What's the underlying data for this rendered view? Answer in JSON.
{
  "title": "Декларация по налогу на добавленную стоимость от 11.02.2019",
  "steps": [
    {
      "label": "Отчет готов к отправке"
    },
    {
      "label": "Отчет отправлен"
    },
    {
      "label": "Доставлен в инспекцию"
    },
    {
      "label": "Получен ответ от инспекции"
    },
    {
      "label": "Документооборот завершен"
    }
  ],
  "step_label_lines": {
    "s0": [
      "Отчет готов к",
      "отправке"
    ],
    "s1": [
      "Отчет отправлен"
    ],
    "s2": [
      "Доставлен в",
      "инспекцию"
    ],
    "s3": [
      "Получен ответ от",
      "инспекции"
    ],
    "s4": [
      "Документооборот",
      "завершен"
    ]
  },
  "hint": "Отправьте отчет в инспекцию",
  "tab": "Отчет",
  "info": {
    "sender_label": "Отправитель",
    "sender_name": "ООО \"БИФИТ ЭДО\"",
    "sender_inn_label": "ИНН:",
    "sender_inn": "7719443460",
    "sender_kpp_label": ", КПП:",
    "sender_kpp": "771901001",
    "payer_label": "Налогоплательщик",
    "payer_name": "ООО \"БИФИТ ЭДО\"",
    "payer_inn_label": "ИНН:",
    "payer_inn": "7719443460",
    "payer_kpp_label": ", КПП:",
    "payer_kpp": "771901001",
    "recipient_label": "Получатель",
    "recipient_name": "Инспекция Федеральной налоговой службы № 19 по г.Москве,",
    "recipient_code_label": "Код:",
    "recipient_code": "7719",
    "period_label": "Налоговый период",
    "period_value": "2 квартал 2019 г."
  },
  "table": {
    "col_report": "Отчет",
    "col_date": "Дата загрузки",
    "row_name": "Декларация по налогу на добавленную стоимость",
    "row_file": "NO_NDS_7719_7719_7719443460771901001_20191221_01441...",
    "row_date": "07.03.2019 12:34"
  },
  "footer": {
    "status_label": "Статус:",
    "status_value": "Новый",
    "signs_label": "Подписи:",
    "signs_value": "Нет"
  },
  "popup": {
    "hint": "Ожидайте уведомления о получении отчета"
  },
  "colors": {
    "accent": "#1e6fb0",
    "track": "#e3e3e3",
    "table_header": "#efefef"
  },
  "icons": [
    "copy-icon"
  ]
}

AIM: Nothing should be left out: repeat all of the data exactly.

WRITTEN RESPONSE:
What's the underlying data for this rendered view? Answer in JSON.
{
  "title": "Декларация по налогу на добавленную стоимость от 11.02.2019",
  "steps": [
    {
      "label": "Отчет готов к отправке"
    },
    {
      "label": "Отчет отправлен"
    },
    {
      "label": "Доставлен в инспекцию"
    },
    {
      "label": "Получен ответ от инспекции"
    },
    {
      "label": "Документооборот завершен"
    }
  ],
  "step_label_lines": {
    "s0": [
      "Отчет готов к",
      "отправке"
    ],
    "s1": [
      "Отчет отправлен"
    ],
    "s2": [
      "Доставлен в",
      "инспекцию"
    ],
    "s3": [
      "Получен ответ от",
      "инспекции"
    ],
    "s4": [
      "Документооборот",
      "завершен"
    ]
  },
  "hint": "Отправьте отчет в инспекцию",
  "tab": "Отчет",
  "info": {
    "sender_label": "Отправитель",
    "sender_name": "ООО \"БИФИТ ЭДО\"",
    "sender_inn_label": "ИНН:",
    "sender_inn": "7719443460",
    "sender_kpp_label": ", КПП:",
    "sender_kpp": "771901001",
    "payer_label": "Налогоплательщик",
    "payer_name": "ООО \"БИФИТ ЭДО\"",
    "payer_inn_label": "ИНН:",
    "payer_inn": "7719443460",
    "payer_kpp_label": ", КПП:",
    "payer_kpp": "771901001",
    "recipient_label": "Получатель",
    "recipient_name": "Инспекция Федеральной налоговой службы № 19 по г.Москве,",
    "recipient_code_label": "Код:",
    "recipient_code": "7719",
    "period_label": "Налоговый период",
    "period_value": "2 квартал 2019 г."
  },
  "table": {
    "col_report": "Отчет",
    "col_date": "Дата загрузки",
    "row_name": "Декларация по налогу на добавленную стоимость",
    "row_file": "NO_NDS_7719_7719_7719443460771901001_20191221_01441...",
    "row_date": "07.03.2019 12:34"
  },
  "footer": {
    "status_label": "Статус:",
    "status_value": "Новый",
    "signs_label": "Подписи:",
    "signs_value": "Нет"
  },
  "popup": {
    "hint": "Ожидайте уведомления о получении отчета"
  },
  "colors": {
    "accent": "#1e6fb0",
    "track": "#e3e3e3",
    "table_header": "#efefef"
  },
  "icons": [
    "copy-icon"
  ]
}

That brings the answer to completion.